### Requirement 1
Reproduce the passage of the memorial post that begins at "Sometimes I wish" and ends after "have turned out.", substituting "Philosophy" for "Psychology".

Thursday 1 May 2008

Professor Jadesola Akande

Rest in peace.

I remember those days in The University of Ibadan. Wandering the campus with my over sized glasses and my ankara tops. I was always in the Faculty of Arts hanging at the court yard listening to people talk and reading the notice boards. I made so many friends in that Faculty some who are still in my life today.
Sometimes I wish I had the courage to change from Law to Dramatic Art or something that 'ridiculous' or maybe Psychology or even drop out of school completely. I guess we would never know how that would have turned out.

During one of my numerous visit to the courtyard I read a notice about a talk at the Institute of African Studies if I can remember correctly and amongst the numerous speakers were 2 women who I admire greatly Professors Bolanle Awe and Jadesola Akande. I dragged my BBF Joc along to the event. Joc wasn't 'crazy' ( she had her head in her books) like me but would readily follow me to any of such symposiums, poetry reading, or seminars as long as there was food. I remember how we would go to the conference center on campus and seat listening to long talks which had no meaning or relevance to our Law of Torts or Jurisprudence just so we can have a drink and just hang around 'intellectuals'.Those days were fun.( This was before wind of fellowships blew and it was almost impossible to get away from any activity that wasn't church related. Story for another post)

### Data items
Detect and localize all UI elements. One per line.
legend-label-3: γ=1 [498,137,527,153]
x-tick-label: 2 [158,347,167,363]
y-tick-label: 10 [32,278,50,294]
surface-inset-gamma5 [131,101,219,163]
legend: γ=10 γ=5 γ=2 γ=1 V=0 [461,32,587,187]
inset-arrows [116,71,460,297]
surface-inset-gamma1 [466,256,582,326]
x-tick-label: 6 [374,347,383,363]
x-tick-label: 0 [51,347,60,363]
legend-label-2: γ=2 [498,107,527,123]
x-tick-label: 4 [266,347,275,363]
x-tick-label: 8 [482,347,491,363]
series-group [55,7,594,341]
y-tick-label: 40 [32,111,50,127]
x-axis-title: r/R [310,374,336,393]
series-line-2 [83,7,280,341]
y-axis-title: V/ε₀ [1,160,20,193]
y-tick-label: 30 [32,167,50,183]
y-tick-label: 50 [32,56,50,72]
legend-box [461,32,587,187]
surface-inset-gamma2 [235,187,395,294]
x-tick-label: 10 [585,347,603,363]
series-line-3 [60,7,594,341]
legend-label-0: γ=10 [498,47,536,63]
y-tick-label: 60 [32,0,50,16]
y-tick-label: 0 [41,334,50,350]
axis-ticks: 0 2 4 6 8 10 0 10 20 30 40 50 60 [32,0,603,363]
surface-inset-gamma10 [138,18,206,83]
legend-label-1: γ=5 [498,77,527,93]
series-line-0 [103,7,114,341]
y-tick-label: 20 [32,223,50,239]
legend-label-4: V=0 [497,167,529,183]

### Requirement 2
Present the lines of the records as a Markdown table with the columns Row and Entry, covering only the lines from the start of the records through the line that contains "axis-ticks: 0 2" and omitting any blank lines.

### Task answer 1
Sometimes I wish I had the courage to change from Law to Dramatic Art or something that 'ridiculous' or maybe Philosophy or even drop out of school completely. I guess we would never know how that would have turned out.

### Task answer 2
| Row | Entry |
|---|---|
| 1 | Detect and localize all UI elements. One per line. |
| 2 | legend-label-3: γ=1 [498,137,527,153] |
| 3 | x-tick-label: 2 [158,347,167,363] |
| 4 | y-tick-label: 10 [32,278,50,294] |
| 5 | surface-inset-gamma5 [131,101,219,163] |
| 6 | legend: γ=10 γ=5 γ=2 γ=1 V=0 [461,32,587,187] |
| 7 | inset-arrows [116,71,460,297] |
| 8 | surface-inset-gamma1 [466,256,582,326] |
| 9 | x-tick-label: 6 [374,347,383,363] |
| 10 | x-tick-label: 0 [51,347,60,363] |
| 11 | legend-label-2: γ=2 [498,107,527,123] |
| 12 | x-tick-label: 4 [266,347,275,363] |
| 13 | x-tick-label: 8 [482,347,491,363] |
| 14 | series-group [55,7,594,341] |
| 15 | y-tick-label: 40 [32,111,50,127] |
| 16 | x-axis-title: r/R [310,374,336,393] |
| 17 | series-line-2 [83,7,280,341] |
| 18 | y-axis-title: V/ε₀ [1,160,20,193] |
| 19 | y-tick-label: 30 [32,167,50,183] |
| 20 | y-tick-label: 50 [32,56,50,72] |
| 21 | legend-box [461,32,587,187] |
| 22 | surface-inset-gamma2 [235,187,395,294] |
| 23 | x-tick-label: 10 [585,347,603,363] |
| 24 | series-line-3 [60,7,594,341] |
| 25 | legend-label-0: γ=10 [498,47,536,63] |
| 26 | y-tick-label: 60 [32,0,50,16] |
| 27 | y-tick-label: 0 [41,334,50,350] |
| 28 | axis-ticks: 0 2 4 6 8 10 0 10 20 30 40 50 60 [32,0,603,363] |